PROVIDED INFORMATION:
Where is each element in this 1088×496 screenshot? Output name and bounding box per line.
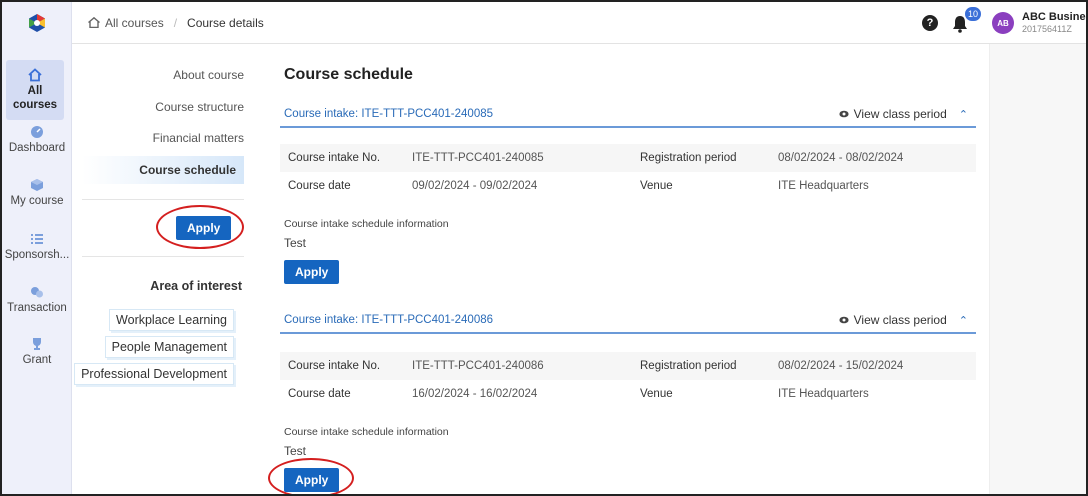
annotation-circle xyxy=(156,205,244,249)
intake-header[interactable]: Course intake: ITE-TTT-PCC401-240085 Vie… xyxy=(280,102,976,128)
list-icon xyxy=(31,234,43,244)
intake-no-value: ITE-TTT-PCC401-240086 xyxy=(412,360,544,372)
aoi-chip[interactable]: People Management xyxy=(104,336,234,358)
course-date-value: 09/02/2024 - 09/02/2024 xyxy=(412,180,538,192)
intake-header[interactable]: Course intake: ITE-TTT-PCC401-240086 Vie… xyxy=(280,308,976,334)
user-name: ABC Business xyxy=(1022,11,1086,23)
eye-icon xyxy=(839,316,849,324)
registration-label: Registration period xyxy=(640,360,737,372)
intake-title: Course intake: ITE-TTT-PCC401-240086 xyxy=(284,314,494,326)
main-content: Course schedule Course intake: ITE-TTT-P… xyxy=(264,44,990,494)
user-id: 201756411Z xyxy=(1022,24,1072,34)
left-rail: All courses Dashboard My course Sponsors… xyxy=(2,2,72,494)
rail-label: Transaction xyxy=(7,302,67,314)
home-icon xyxy=(88,17,100,28)
view-class-period-label: View class period xyxy=(853,313,947,327)
subnav-divider xyxy=(82,199,244,200)
avatar[interactable]: AB xyxy=(992,12,1014,34)
area-of-interest-title: Area of interest xyxy=(150,279,242,293)
course-date-value: 16/02/2024 - 16/02/2024 xyxy=(412,388,538,400)
help-icon[interactable]: ? xyxy=(922,15,938,31)
breadcrumb-separator: / xyxy=(173,15,178,30)
rail-item-sponsorship[interactable]: Sponsorsh... xyxy=(2,232,72,262)
rail-label: All courses xyxy=(12,85,58,111)
view-class-period-toggle[interactable]: View class period ⌃ xyxy=(839,313,976,327)
detail-row: Course date 16/02/2024 - 16/02/2024 Venu… xyxy=(280,380,976,408)
breadcrumb-current: Course details xyxy=(187,15,264,30)
subnav-course-schedule[interactable]: Course schedule xyxy=(82,156,244,184)
venue-label: Venue xyxy=(640,388,673,400)
course-date-label: Course date xyxy=(288,388,351,400)
rail-item-my-course[interactable]: My course xyxy=(2,178,72,208)
coins-icon xyxy=(31,287,43,298)
intake-no-value: ITE-TTT-PCC401-240085 xyxy=(412,152,544,164)
subnav-course-structure[interactable]: Course structure xyxy=(155,100,244,114)
user-info[interactable]: ABC Business 201756411Z xyxy=(1022,11,1086,35)
rail-item-all-courses[interactable]: All courses xyxy=(6,60,64,120)
registration-label: Registration period xyxy=(640,152,737,164)
rail-item-grant[interactable]: Grant xyxy=(2,337,72,367)
notification-count-badge: 10 xyxy=(964,6,982,22)
subnav-divider xyxy=(82,256,244,257)
detail-row: Course date 09/02/2024 - 09/02/2024 Venu… xyxy=(280,172,976,200)
app-logo[interactable] xyxy=(2,2,71,44)
course-date-label: Course date xyxy=(288,180,351,192)
detail-row: Course intake No. ITE-TTT-PCC401-240085 … xyxy=(280,144,976,172)
rail-label: Grant xyxy=(22,354,52,366)
right-gutter xyxy=(990,44,1086,494)
intake-apply-wrap: Apply xyxy=(284,260,340,284)
top-bar: All courses / Course details ? 10 AB ABC… xyxy=(72,2,1086,44)
schedule-info-label: Course intake schedule information xyxy=(284,426,449,438)
annotation-circle xyxy=(268,458,354,494)
venue-label: Venue xyxy=(640,180,673,192)
intake-title: Course intake: ITE-TTT-PCC401-240085 xyxy=(284,108,494,120)
intake-apply-button[interactable]: Apply xyxy=(284,260,340,284)
view-class-period-toggle[interactable]: View class period ⌃ xyxy=(839,107,976,121)
registration-value: 08/02/2024 - 15/02/2024 xyxy=(778,360,904,372)
header-actions: ? 10 AB ABC Business 201756411Z xyxy=(922,2,1086,44)
course-subnav: About course Course structure Financial … xyxy=(72,44,252,494)
aoi-chip[interactable]: Workplace Learning xyxy=(109,309,234,331)
subnav-financial-matters[interactable]: Financial matters xyxy=(153,131,244,145)
venue-value: ITE Headquarters xyxy=(778,180,869,192)
breadcrumb-home[interactable]: All courses xyxy=(105,16,164,30)
subnav-about-course[interactable]: About course xyxy=(173,68,244,82)
schedule-info-label: Course intake schedule information xyxy=(284,218,449,230)
chevron-up-icon[interactable]: ⌃ xyxy=(959,314,968,327)
rail-label: Sponsorsh... xyxy=(4,249,70,261)
notifications-button[interactable]: 10 xyxy=(952,6,982,34)
rail-label: Dashboard xyxy=(8,142,66,154)
breadcrumb: All courses / Course details xyxy=(72,16,264,30)
app-frame: All courses Dashboard My course Sponsors… xyxy=(0,0,1088,496)
schedule-info-value: Test xyxy=(284,236,307,250)
registration-value: 08/02/2024 - 08/02/2024 xyxy=(778,152,904,164)
detail-row: Course intake No. ITE-TTT-PCC401-240086 … xyxy=(280,352,976,380)
intake-no-label: Course intake No. xyxy=(288,152,381,164)
trophy-icon xyxy=(33,338,41,350)
rail-label: My course xyxy=(10,195,64,207)
rail-item-transaction[interactable]: Transaction xyxy=(2,285,72,315)
rail-item-dashboard[interactable]: Dashboard xyxy=(2,125,72,155)
schedule-info-value: Test xyxy=(284,444,307,458)
aoi-chip[interactable]: Professional Development xyxy=(74,363,234,385)
home-icon xyxy=(28,68,42,82)
view-class-period-label: View class period xyxy=(853,107,947,121)
cube-icon xyxy=(31,179,43,191)
venue-value: ITE Headquarters xyxy=(778,388,869,400)
eye-icon xyxy=(839,110,849,118)
chevron-up-icon[interactable]: ⌃ xyxy=(959,108,968,121)
logo-icon xyxy=(28,14,45,32)
dashboard-icon xyxy=(31,126,43,138)
intake-no-label: Course intake No. xyxy=(288,360,381,372)
page-title: Course schedule xyxy=(284,66,413,83)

EXERCISE INSTRUCTIONS: Print all the entries above again, line for line and unchanged, but leave the pictures out.

WRITTEN RESPONSE:
Where is each element in this 1088×496 screenshot? Output name and bounding box per line.
annotation-circle xyxy=(156,205,244,249)
intake-header[interactable]: Course intake: ITE-TTT-PCC401-240085 Vie… xyxy=(280,102,976,128)
list-icon xyxy=(31,234,43,244)
intake-no-value: ITE-TTT-PCC401-240086 xyxy=(412,360,544,372)
aoi-chip[interactable]: People Management xyxy=(104,336,234,358)
course-date-value: 09/02/2024 - 09/02/2024 xyxy=(412,180,538,192)
intake-header[interactable]: Course intake: ITE-TTT-PCC401-240086 Vie… xyxy=(280,308,976,334)
user-name: ABC Business xyxy=(1022,11,1086,23)
eye-icon xyxy=(839,316,849,324)
registration-label: Registration period xyxy=(640,360,737,372)
intake-title: Course intake: ITE-TTT-PCC401-240086 xyxy=(284,314,494,326)
main-content: Course schedule Course intake: ITE-TTT-P… xyxy=(264,44,990,494)
user-id: 201756411Z xyxy=(1022,24,1072,34)
left-rail: All courses Dashboard My course Sponsors… xyxy=(2,2,72,494)
rail-label: Transaction xyxy=(7,302,67,314)
home-icon xyxy=(88,17,100,28)
view-class-period-label: View class period xyxy=(853,313,947,327)
subnav-divider xyxy=(82,199,244,200)
avatar[interactable]: AB xyxy=(992,12,1014,34)
area-of-interest-title: Area of interest xyxy=(150,279,242,293)
course-date-value: 16/02/2024 - 16/02/2024 xyxy=(412,388,538,400)
help-icon[interactable]: ? xyxy=(922,15,938,31)
breadcrumb-separator: / xyxy=(173,15,178,30)
rail-item-sponsorship[interactable]: Sponsorsh... xyxy=(2,232,72,262)
rail-label: All courses xyxy=(12,85,58,111)
view-class-period-toggle[interactable]: View class period ⌃ xyxy=(839,313,976,327)
detail-row: Course date 16/02/2024 - 16/02/2024 Venu… xyxy=(280,380,976,408)
breadcrumb-current: Course details xyxy=(187,15,264,30)
subnav-course-schedule[interactable]: Course schedule xyxy=(82,156,244,184)
venue-label: Venue xyxy=(640,388,673,400)
course-date-label: Course date xyxy=(288,388,351,400)
rail-item-my-course[interactable]: My course xyxy=(2,178,72,208)
coins-icon xyxy=(31,287,43,298)
intake-no-value: ITE-TTT-PCC401-240085 xyxy=(412,152,544,164)
subnav-course-structure[interactable]: Course structure xyxy=(155,100,244,114)
user-info[interactable]: ABC Business 201756411Z xyxy=(1022,11,1086,35)
rail-item-all-courses[interactable]: All courses xyxy=(6,60,64,120)
registration-label: Registration period xyxy=(640,152,737,164)
rail-item-grant[interactable]: Grant xyxy=(2,337,72,367)
notification-count-badge: 10 xyxy=(964,6,982,22)
subnav-divider xyxy=(82,256,244,257)
detail-row: Course date 09/02/2024 - 09/02/2024 Venu… xyxy=(280,172,976,200)
app-logo[interactable] xyxy=(2,2,71,44)
course-date-label: Course date xyxy=(288,180,351,192)
detail-row: Course intake No. ITE-TTT-PCC401-240085 … xyxy=(280,144,976,172)
rail-label: Grant xyxy=(22,354,52,366)
right-gutter xyxy=(990,44,1086,494)
intake-apply-wrap: Apply xyxy=(284,260,340,284)
top-bar: All courses / Course details ? 10 AB ABC… xyxy=(72,2,1086,44)
schedule-info-label: Course intake schedule information xyxy=(284,426,449,438)
annotation-circle xyxy=(268,458,354,494)
venue-label: Venue xyxy=(640,180,673,192)
intake-title: Course intake: ITE-TTT-PCC401-240085 xyxy=(284,108,494,120)
intake-apply-button[interactable]: Apply xyxy=(284,260,340,284)
view-class-period-toggle[interactable]: View class period ⌃ xyxy=(839,107,976,121)
registration-value: 08/02/2024 - 15/02/2024 xyxy=(778,360,904,372)
header-actions: ? 10 AB ABC Business 201756411Z xyxy=(922,2,1086,44)
course-subnav: About course Course structure Financial … xyxy=(72,44,252,494)
aoi-chip[interactable]: Workplace Learning xyxy=(109,309,234,331)
subnav-financial-matters[interactable]: Financial matters xyxy=(153,131,244,145)
venue-value: ITE Headquarters xyxy=(778,180,869,192)
breadcrumb-home[interactable]: All courses xyxy=(105,16,164,30)
subnav-about-course[interactable]: About course xyxy=(173,68,244,82)
schedule-info-label: Course intake schedule information xyxy=(284,218,449,230)
chevron-up-icon[interactable]: ⌃ xyxy=(959,314,968,327)
rail-label: Sponsorsh... xyxy=(4,249,70,261)
notifications-button[interactable]: 10 xyxy=(952,6,982,34)
rail-label: Dashboard xyxy=(8,142,66,154)
breadcrumb: All courses / Course details xyxy=(72,16,264,30)
app-frame: All courses Dashboard My course Sponsors… xyxy=(0,0,1088,496)
schedule-info-value: Test xyxy=(284,236,307,250)
registration-value: 08/02/2024 - 08/02/2024 xyxy=(778,152,904,164)
detail-row: Course intake No. ITE-TTT-PCC401-240086 … xyxy=(280,352,976,380)
intake-no-label: Course intake No. xyxy=(288,152,381,164)
trophy-icon xyxy=(33,338,41,350)
rail-label: My course xyxy=(10,195,64,207)
rail-item-transaction[interactable]: Transaction xyxy=(2,285,72,315)
rail-item-dashboard[interactable]: Dashboard xyxy=(2,125,72,155)
schedule-info-value: Test xyxy=(284,444,307,458)
aoi-chip[interactable]: Professional Development xyxy=(74,363,234,385)
home-icon xyxy=(28,68,42,82)
view-class-period-label: View class period xyxy=(853,107,947,121)
cube-icon xyxy=(31,179,43,191)
venue-value: ITE Headquarters xyxy=(778,388,869,400)
eye-icon xyxy=(839,110,849,118)
chevron-up-icon[interactable]: ⌃ xyxy=(959,108,968,121)
logo-icon xyxy=(28,14,45,32)
dashboard-icon xyxy=(31,126,43,138)
intake-no-label: Course intake No. xyxy=(288,360,381,372)
page-title: Course schedule xyxy=(284,66,413,83)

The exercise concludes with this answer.